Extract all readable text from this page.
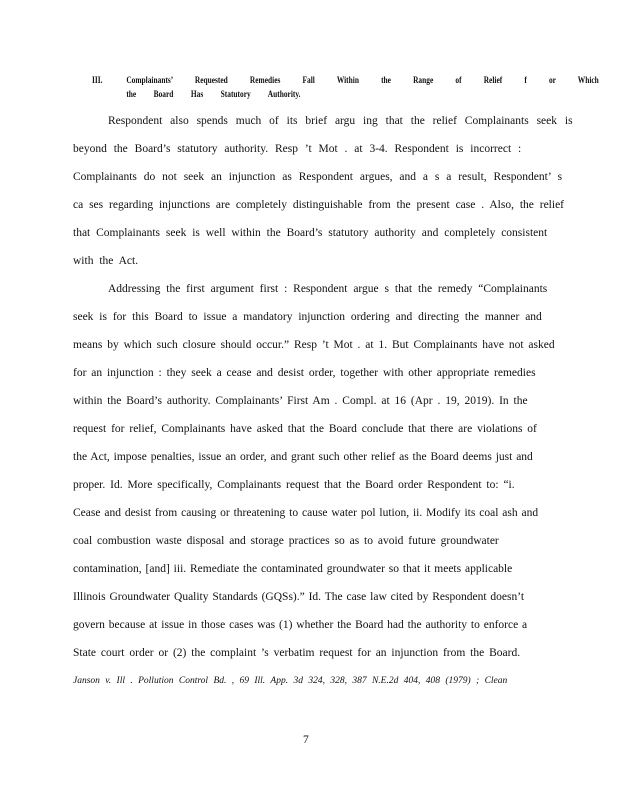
III.	Complainants’ Requested Remedies Fall Within the Range of Relief f or Which
the Board Has Statutory Authority.
Respondent also spends much of its brief argu ing that the relief Complainants seek is
beyond the Board’s statutory authority. Resp ’t Mot . at 3-4. Respondent is incorrect :
Complainants do not seek an injunction as Respondent argues, and a s a result, Respondent’ s
ca ses regarding injunctions are completely distinguishable from the present case . Also, the relief
that Complainants seek is well within the Board’s statutory authority and completely consistent
with the Act.
Addressing the first argument first : Respondent argue s that the remedy “Complainants
seek is for this Board to issue a mandatory injunction ordering and directing the manner and
means by which such closure should occur.” Resp ’t Mot . at 1. But Complainants have not asked
for an injunction : they seek a cease and desist order, together with other appropriate remedies
within the Board’s authority. Complainants’ First Am . Compl. at 16 (Apr . 19, 2019). In the
request for relief, Complainants have asked that the Board conclude that there are violations of
the Act, impose penalties, issue an order, and grant such other relief as the Board deems just and
proper. Id. More specifically, Complainants request that the Board order Respondent to: “i.
Cease and desist from causing or threatening to cause water pol lution, ii. Modify its coal ash and
coal combustion waste disposal and storage practices so as to avoid future groundwater
contamination, [and] iii. Remediate the contaminated groundwater so that it meets applicable
Illinois Groundwater Quality Standards (GQSs).” Id. The case law cited by Respondent doesn’t
govern because at issue in those cases was (1) whether the Board had the authority to enforce a
State court order or (2) the complaint ’s verbatim request for an injunction from the Board.
Janson v. Ill . Pollution Control Bd. , 69 Ill. App. 3d 324, 328, 387 N.E.2d 404, 408 (1979) ; Clean
7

• Task to complete:
Select all lines with the word "other" from the entries above.

• Reply to the exercise:
for an injunction : they seek a cease and desist order, together with other appropriate remedies
the Act, impose penalties, issue an order, and grant such other relief as the Board deems just and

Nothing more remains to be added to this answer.